• **GIVEN TASK**: Transcribe all of the records word for word, but omit the pictures.

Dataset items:
+++

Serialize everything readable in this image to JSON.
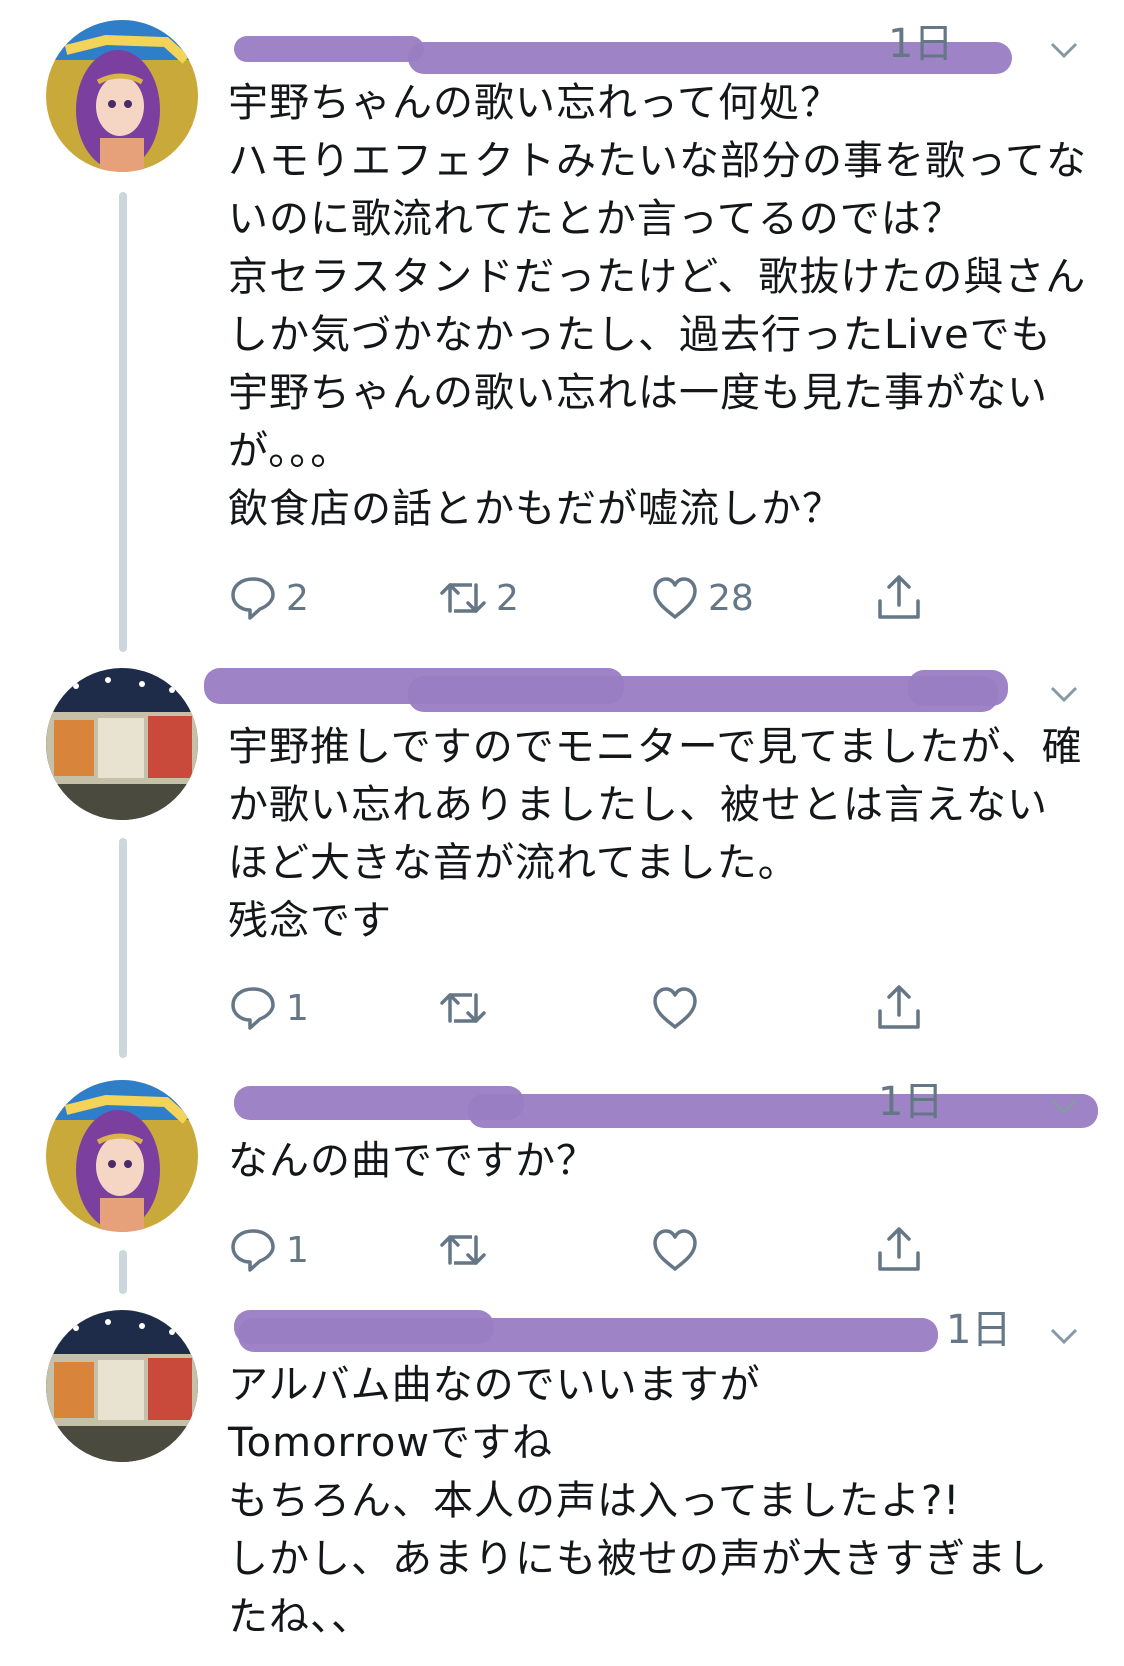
{
  "tweets": [
    {
      "time": "1日",
      "text": "宇野ちゃんの歌い忘れって何処？\nハモりエフェクトみたいな部分の事を歌ってないのに歌流れてたとか言ってるのでは？\n京セラスタンドだったけど、歌抜けたの與さんしか気づかなかったし、過去行ったLiveでも宇野ちゃんの歌い忘れは一度も見た事がないが。。。\n飲食店の話とかもだが嘘流しか？",
      "reply_count": "2",
      "retweet_count": "2",
      "like_count": "28"
    },
    {
      "time": "",
      "text": "宇野推しですのでモニターで見てましたが、確か歌い忘れありましたし、被せとは言えないほど大きな音が流れてました。\n残念です",
      "reply_count": "1",
      "retweet_count": "",
      "like_count": ""
    },
    {
      "time": "1日",
      "text": "なんの曲でですか？",
      "reply_count": "1",
      "retweet_count": "",
      "like_count": ""
    },
    {
      "time": "1日",
      "text": "アルバム曲なのでいいますが\nTomorrowですね\nもちろん、本人の声は入ってましたよ?!\nしかし、あまりにも被せの声が大きすぎましたね、、",
      "reply_count": "",
      "retweet_count": "",
      "like_count": ""
    }
  ],
  "icons": {
    "reply": "reply-bubble-icon",
    "retweet": "retweet-icon",
    "like": "heart-icon",
    "share": "share-icon",
    "more": "chevron-down-icon"
  },
  "colors": {
    "text": "#14171a",
    "muted": "#657786",
    "thread": "#ccd6dd",
    "redaction": "#9a7ec4"
  }
}
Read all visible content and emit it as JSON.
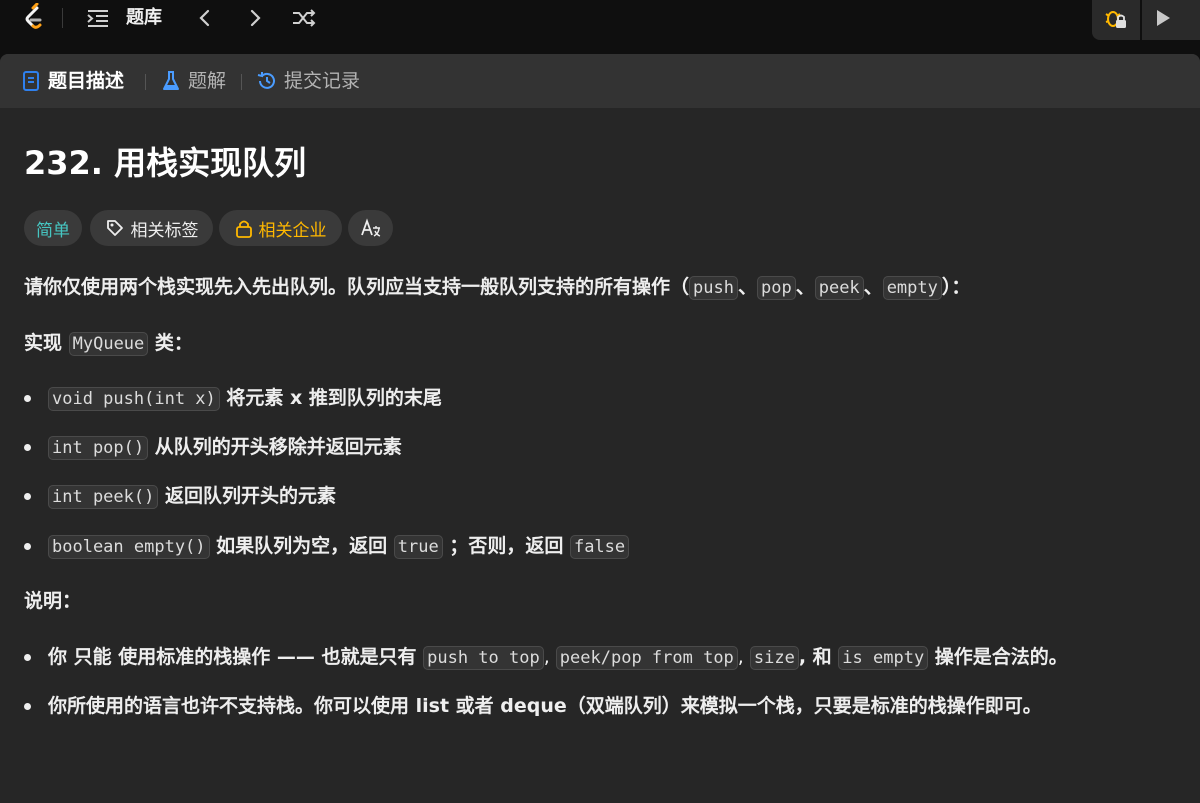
{
  "nav": {
    "title": "题库"
  },
  "tabs": [
    {
      "label": "题目描述"
    },
    {
      "label": "题解"
    },
    {
      "label": "提交记录"
    }
  ],
  "problem": {
    "title": "232. 用栈实现队列",
    "tags": {
      "difficulty": "简单",
      "related_tags": "相关标签",
      "related_companies": "相关企业"
    },
    "intro_text": "请你仅使用两个栈实现先入先出队列。队列应当支持一般队列支持的所有操作（",
    "intro_ops": [
      "push",
      "pop",
      "peek",
      "empty"
    ],
    "intro_sep": "、",
    "intro_end": "）：",
    "impl_prefix": "实现 ",
    "impl_code": "MyQueue",
    "impl_suffix": " 类：",
    "methods": [
      {
        "code": "void push(int x)",
        "text": " 将元素 x 推到队列的末尾"
      },
      {
        "code": "int pop()",
        "text": " 从队列的开头移除并返回元素"
      },
      {
        "code": "int peek()",
        "text": " 返回队列开头的元素"
      },
      {
        "code": "boolean empty()",
        "text": " 如果队列为空，返回 ",
        "code2": "true",
        "text2": " ；否则，返回 ",
        "code3": "false"
      }
    ],
    "notes_heading": "说明：",
    "note1": {
      "a": "你 ",
      "b": "只能",
      "c": " 使用标准的栈操作 —— 也就是只有 ",
      "ops": [
        "push to top",
        "peek/pop from top",
        "size"
      ],
      "d": ", 和 ",
      "e": "is empty",
      "f": " 操作是合法的。"
    },
    "note2": "你所使用的语言也许不支持栈。你可以使用 list 或者 deque（双端队列）来模拟一个栈，只要是标准的栈操作即可。"
  },
  "colors": {
    "easy": "#46c6c2",
    "company": "#ffb800",
    "tab_icon_desc": "#2f80ed",
    "tab_icon_sol": "#4a9cff"
  }
}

+++

• **SOLVED PROBLEM**:
Serialize everything readable in this image to JSON.
{
  "tweets": [
    {
      "time": "1日",
      "text": "宇野ちゃんの歌い忘れって何処？\nハモりエフェクトみたいな部分の事を歌ってないのに歌流れてたとか言ってるのでは？\n京セラスタンドだったけど、歌抜けたの與さんしか気づかなかったし、過去行ったLiveでも宇野ちゃんの歌い忘れは一度も見た事がないが。。。\n飲食店の話とかもだが嘘流しか？",
      "reply_count": "2",
      "retweet_count": "2",
      "like_count": "28"
    },
    {
      "time": "",
      "text": "宇野推しですのでモニターで見てましたが、確か歌い忘れありましたし、被せとは言えないほど大きな音が流れてました。\n残念です",
      "reply_count": "1",
      "retweet_count": "",
      "like_count": ""
    },
    {
      "time": "1日",
      "text": "なんの曲でですか？",
      "reply_count": "1",
      "retweet_count": "",
      "like_count": ""
    },
    {
      "time": "1日",
      "text": "アルバム曲なのでいいますが\nTomorrowですね\nもちろん、本人の声は入ってましたよ?!\nしかし、あまりにも被せの声が大きすぎましたね、、",
      "reply_count": "",
      "retweet_count": "",
      "like_count": ""
    }
  ],
  "icons": {
    "reply": "reply-bubble-icon",
    "retweet": "retweet-icon",
    "like": "heart-icon",
    "share": "share-icon",
    "more": "chevron-down-icon"
  },
  "colors": {
    "text": "#14171a",
    "muted": "#657786",
    "thread": "#ccd6dd",
    "redaction": "#9a7ec4"
  }
}
Read all visible content and emit it as JSON.
{
  "nav": {
    "title": "题库"
  },
  "tabs": [
    {
      "label": "题目描述"
    },
    {
      "label": "题解"
    },
    {
      "label": "提交记录"
    }
  ],
  "problem": {
    "title": "232. 用栈实现队列",
    "tags": {
      "difficulty": "简单",
      "related_tags": "相关标签",
      "related_companies": "相关企业"
    },
    "intro_text": "请你仅使用两个栈实现先入先出队列。队列应当支持一般队列支持的所有操作（",
    "intro_ops": [
      "push",
      "pop",
      "peek",
      "empty"
    ],
    "intro_sep": "、",
    "intro_end": "）：",
    "impl_prefix": "实现 ",
    "impl_code": "MyQueue",
    "impl_suffix": " 类：",
    "methods": [
      {
        "code": "void push(int x)",
        "text": " 将元素 x 推到队列的末尾"
      },
      {
        "code": "int pop()",
        "text": " 从队列的开头移除并返回元素"
      },
      {
        "code": "int peek()",
        "text": " 返回队列开头的元素"
      },
      {
        "code": "boolean empty()",
        "text": " 如果队列为空，返回 ",
        "code2": "true",
        "text2": " ；否则，返回 ",
        "code3": "false"
      }
    ],
    "notes_heading": "说明：",
    "note1": {
      "a": "你 ",
      "b": "只能",
      "c": " 使用标准的栈操作 —— 也就是只有 ",
      "ops": [
        "push to top",
        "peek/pop from top",
        "size"
      ],
      "d": ", 和 ",
      "e": "is empty",
      "f": " 操作是合法的。"
    },
    "note2": "你所使用的语言也许不支持栈。你可以使用 list 或者 deque（双端队列）来模拟一个栈，只要是标准的栈操作即可。"
  },
  "colors": {
    "easy": "#46c6c2",
    "company": "#ffb800",
    "tab_icon_desc": "#2f80ed",
    "tab_icon_sol": "#4a9cff"
  }
}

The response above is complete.